Work required >> Check the listing below for lines that hold "photo". How many are there? Please give only the number.

Available records >>
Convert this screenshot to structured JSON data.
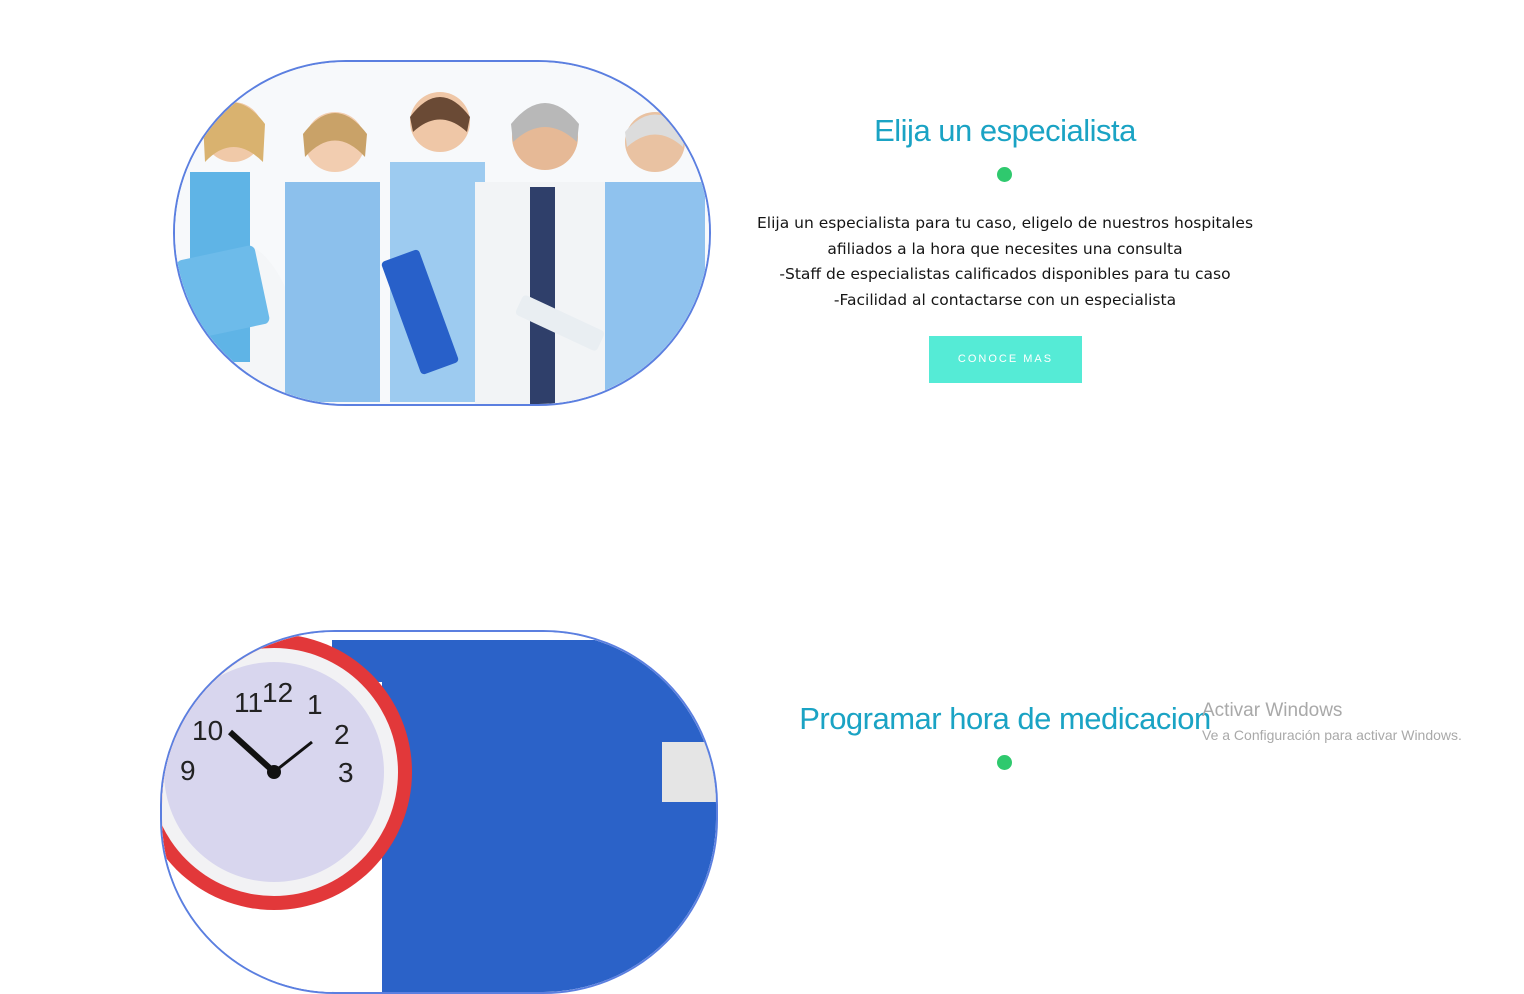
{
  "features": [
    {
      "title": "Elija un especialista",
      "description_lines": [
        "Elija un especialista para tu caso, eligelo de nuestros hospitales",
        "afiliados a la hora que necesites una consulta",
        "-Staff de especialistas calificados disponibles para tu caso",
        "-Facilidad al contactarse con un especialista"
      ],
      "button_label": "CONOCE MAS",
      "image": "medical-team-photo"
    },
    {
      "title": "Programar hora de medicacion",
      "image": "alarm-clock-photo"
    }
  ],
  "watermark": {
    "title": "Activar Windows",
    "subtitle": "Ve a Configuración para activar Windows."
  },
  "colors": {
    "title": "#1aa3c4",
    "dot": "#2fc96e",
    "button": "#55ebd6",
    "frame_border": "#5b7fe0"
  }
}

Problem solution >> 2